Exercise details: From the records below, copy every line that contains the word "ylabel".
+--
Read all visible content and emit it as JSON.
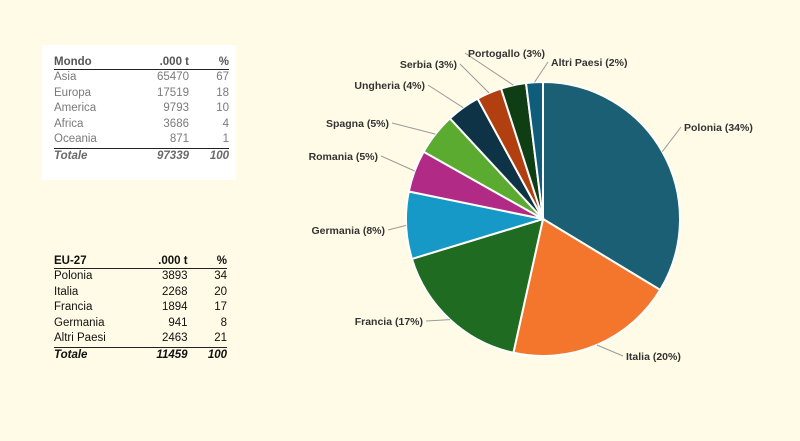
{
  "world_table": {
    "headers": [
      "Mondo",
      ".000 t",
      "%"
    ],
    "rows": [
      [
        "Asia",
        "65470",
        "67"
      ],
      [
        "Europa",
        "17519",
        "18"
      ],
      [
        "America",
        "9793",
        "10"
      ],
      [
        "Africa",
        "3686",
        "4"
      ],
      [
        "Oceania",
        "871",
        "1"
      ]
    ],
    "total": [
      "Totale",
      "97339",
      "100"
    ]
  },
  "eu_table": {
    "headers": [
      "EU-27",
      ".000 t",
      "%"
    ],
    "rows": [
      [
        "Polonia",
        "3893",
        "34"
      ],
      [
        "Italia",
        "2268",
        "20"
      ],
      [
        "Francia",
        "1894",
        "17"
      ],
      [
        "Germania",
        "941",
        "8"
      ],
      [
        "Altri Paesi",
        "2463",
        "21"
      ]
    ],
    "total": [
      "Totale",
      "11459",
      "100"
    ]
  },
  "chart_data": {
    "type": "pie",
    "slices": [
      {
        "label": "Polonia (34%)",
        "value": 34,
        "color": "#1b5f75"
      },
      {
        "label": "Italia (20%)",
        "value": 20,
        "color": "#f4762d"
      },
      {
        "label": "Francia (17%)",
        "value": 17,
        "color": "#1f6b22"
      },
      {
        "label": "Germania (8%)",
        "value": 8,
        "color": "#1699c6"
      },
      {
        "label": "Romania (5%)",
        "value": 5,
        "color": "#b02a86"
      },
      {
        "label": "Spagna (5%)",
        "value": 5,
        "color": "#5aab2f"
      },
      {
        "label": "Ungheria (4%)",
        "value": 4,
        "color": "#0e3346"
      },
      {
        "label": "Serbia (3%)",
        "value": 3,
        "color": "#b13f10"
      },
      {
        "label": "Portogallo (3%)",
        "value": 3,
        "color": "#0f3d14"
      },
      {
        "label": "Altri Paesi (2%)",
        "value": 2,
        "color": "#0f5d7a"
      }
    ]
  }
}
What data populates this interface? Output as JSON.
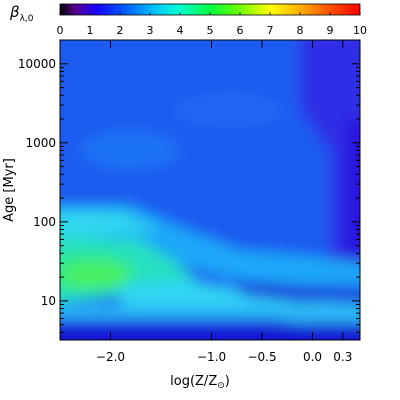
{
  "chart_data": {
    "type": "heatmap",
    "title": "",
    "colorbar": {
      "label": "β",
      "label_sub": "λ,0",
      "min": 0,
      "max": 10,
      "ticks": [
        "0",
        "1",
        "2",
        "3",
        "4",
        "5",
        "6",
        "7",
        "8",
        "9",
        "10"
      ],
      "colormap": "rainbow",
      "placement": "top"
    },
    "x_axis": {
      "label": "log(Z/Z",
      "label_sub": "⊙",
      "label_close": ")",
      "range": [
        -2.5,
        0.47
      ],
      "ticks": [
        {
          "value": -2.0,
          "label": "−2.0"
        },
        {
          "value": -1.0,
          "label": "−1.0"
        },
        {
          "value": -0.5,
          "label": "−0.5"
        },
        {
          "value": 0.0,
          "label": "0.0"
        },
        {
          "value": 0.3,
          "label": "0.3"
        }
      ]
    },
    "y_axis": {
      "label": "Age [Myr]",
      "scale": "log",
      "range": [
        3.2,
        20000
      ],
      "ticks": [
        {
          "value": 10,
          "label": "10"
        },
        {
          "value": 100,
          "label": "100"
        },
        {
          "value": 1000,
          "label": "1000"
        },
        {
          "value": 10000,
          "label": "10000"
        }
      ]
    },
    "grid": false,
    "regions": [
      {
        "region": "low-Z young ages (log Z ≈ −2.5 to −1.7, age ≈ 10–50 Myr)",
        "value": 5.2
      },
      {
        "region": "band at age ≈ 50–100 Myr, log Z < −1.3",
        "value": 3.2
      },
      {
        "region": "diagonal band from log Z ≈ −1.5 to 0.47 at age ≈ 5–20 Myr",
        "value": 3.0
      },
      {
        "region": "age ≈ 5 Myr, all metallicities",
        "value": 3.3
      },
      {
        "region": "age < 4 Myr",
        "value": 1.2
      },
      {
        "region": "ages > 100 Myr, broad background",
        "value": 2.0
      },
      {
        "region": "high Z (log Z > 0), ages > 100 Myr",
        "value": 1.4
      }
    ]
  }
}
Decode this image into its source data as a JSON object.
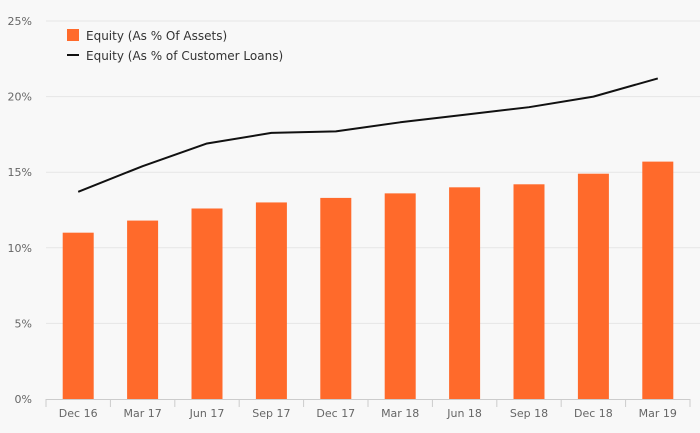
{
  "colors": {
    "background": "#f8f8f8",
    "bar": "#ff6a2b",
    "line": "#111111",
    "grid": "#e6e6e6",
    "axis": "#cccccc"
  },
  "chart_data": {
    "type": "bar",
    "categories": [
      "Dec 16",
      "Mar 17",
      "Jun 17",
      "Sep 17",
      "Dec 17",
      "Mar 18",
      "Jun 18",
      "Sep 18",
      "Dec 18",
      "Mar 19"
    ],
    "series": [
      {
        "name": "Equity (As % Of Assets)",
        "type": "bar",
        "values": [
          11.0,
          11.8,
          12.6,
          13.0,
          13.3,
          13.6,
          14.0,
          14.2,
          14.9,
          15.7
        ]
      },
      {
        "name": "Equity (As % of Customer Loans)",
        "type": "line",
        "values": [
          13.7,
          15.4,
          16.9,
          17.6,
          17.7,
          18.3,
          18.8,
          19.3,
          20.0,
          21.2
        ]
      }
    ],
    "ylim": [
      0,
      25
    ],
    "yticks": [
      0,
      5,
      10,
      15,
      20,
      25
    ],
    "ytick_labels": [
      "0%",
      "5%",
      "10%",
      "15%",
      "20%",
      "25%"
    ],
    "grid": true,
    "legend_position": "top-left",
    "title": "",
    "xlabel": "",
    "ylabel": ""
  }
}
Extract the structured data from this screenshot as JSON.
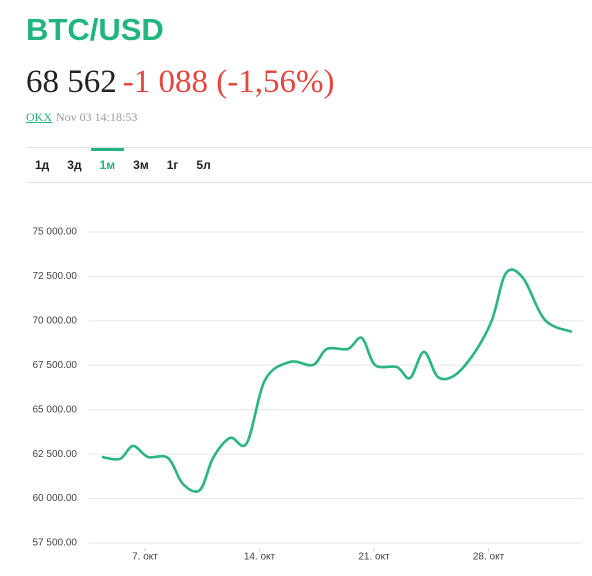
{
  "header": {
    "title": "BTC/USD",
    "price": "68 562",
    "change": "-1 088 (-1,56%)",
    "source": "OKX",
    "timestamp": "Nov 03 14:18:53"
  },
  "tabs": [
    "1д",
    "3д",
    "1м",
    "3м",
    "1г",
    "5л"
  ],
  "active_tab": "1м",
  "chart_data": {
    "type": "line",
    "x": [
      4.37,
      5.47,
      6.27,
      7.18,
      8.41,
      9.32,
      10.36,
      11.16,
      12.2,
      13.23,
      14.34,
      15.86,
      17.27,
      18.12,
      19.41,
      20.26,
      21.06,
      22.4,
      23.2,
      24.05,
      24.91,
      25.95,
      27.17,
      28.21,
      29.07,
      30.11,
      31.45,
      33.1
    ],
    "series": [
      {
        "color": "#2bb57f",
        "values": [
          62340,
          62230,
          62960,
          62340,
          62280,
          60820,
          60480,
          62280,
          63410,
          63130,
          66670,
          67690,
          67520,
          68420,
          68420,
          69040,
          67520,
          67400,
          66780,
          68250,
          66840,
          66950,
          68250,
          70050,
          72690,
          72410,
          70050,
          69380
        ]
      }
    ],
    "xlim": [
      3.8,
      34
    ],
    "xticks": [
      {
        "value": 7,
        "label": "7. окт"
      },
      {
        "value": 14,
        "label": "14. окт"
      },
      {
        "value": 21,
        "label": "21. окт"
      },
      {
        "value": 28,
        "label": "28. окт"
      }
    ],
    "ylim": [
      57200,
      75700
    ],
    "yticks": [
      {
        "value": 57500,
        "label": "57 500.00"
      },
      {
        "value": 60000,
        "label": "60 000.00"
      },
      {
        "value": 62500,
        "label": "62 500.00"
      },
      {
        "value": 65000,
        "label": "65 000.00"
      },
      {
        "value": 67500,
        "label": "67 500.00"
      },
      {
        "value": 70000,
        "label": "70 000.00"
      },
      {
        "value": 72500,
        "label": "72 500.00"
      },
      {
        "value": 75000,
        "label": "75 000.00"
      }
    ],
    "grid": true
  }
}
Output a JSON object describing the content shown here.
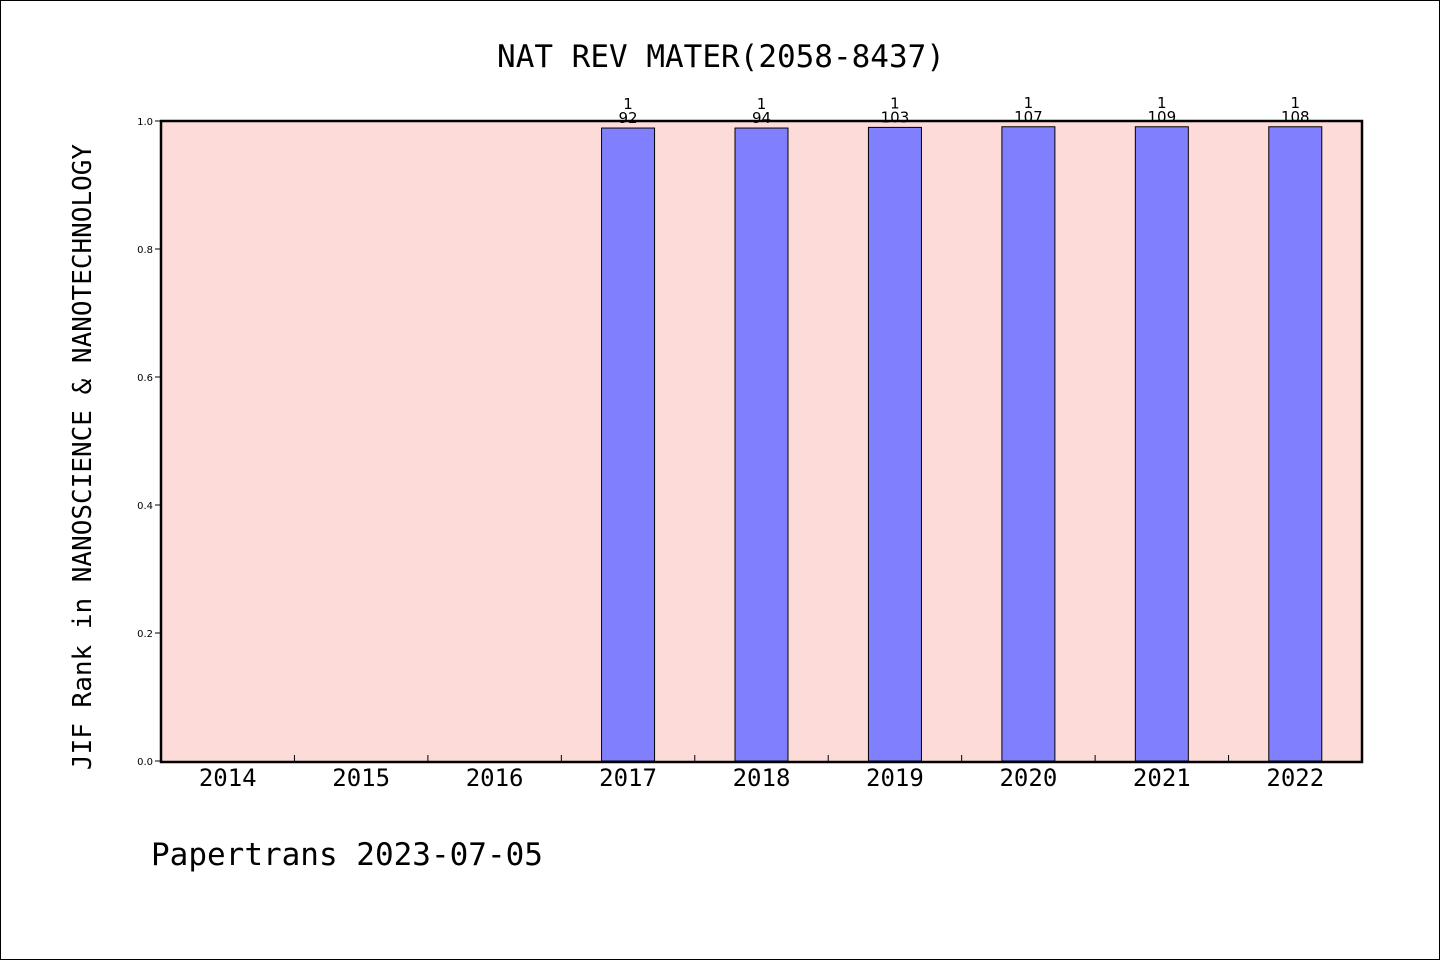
{
  "chart_data": {
    "type": "bar",
    "title": "NAT REV MATER(2058-8437)",
    "xlabel": "",
    "ylabel": "JIF Rank in NANOSCIENCE & NANOTECHNOLOGY",
    "ylim": [
      0,
      1.0
    ],
    "yticks": [
      "0.0",
      "0.2",
      "0.4",
      "0.6",
      "0.8",
      "1.0"
    ],
    "grid": false,
    "categories": [
      "2014",
      "2015",
      "2016",
      "2017",
      "2018",
      "2019",
      "2020",
      "2021",
      "2022"
    ],
    "values": [
      null,
      null,
      null,
      0.989,
      0.989,
      0.99,
      0.991,
      0.991,
      0.991
    ],
    "bar_labels": [
      null,
      null,
      null,
      {
        "rank": "1",
        "total": "92"
      },
      {
        "rank": "1",
        "total": "94"
      },
      {
        "rank": "1",
        "total": "103"
      },
      {
        "rank": "1",
        "total": "107"
      },
      {
        "rank": "1",
        "total": "109"
      },
      {
        "rank": "1",
        "total": "108"
      }
    ],
    "colors": {
      "plot_background": "#fddbd8",
      "bar_fill": "#8080ff",
      "bar_edge": "#000000"
    }
  },
  "footer": "Papertrans 2023-07-05"
}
+--
Exercise answer:
    "ylabel": ""
    "ylabel": "JIF Rank in NANOSCIENCE & NANOTECHNOLOGY",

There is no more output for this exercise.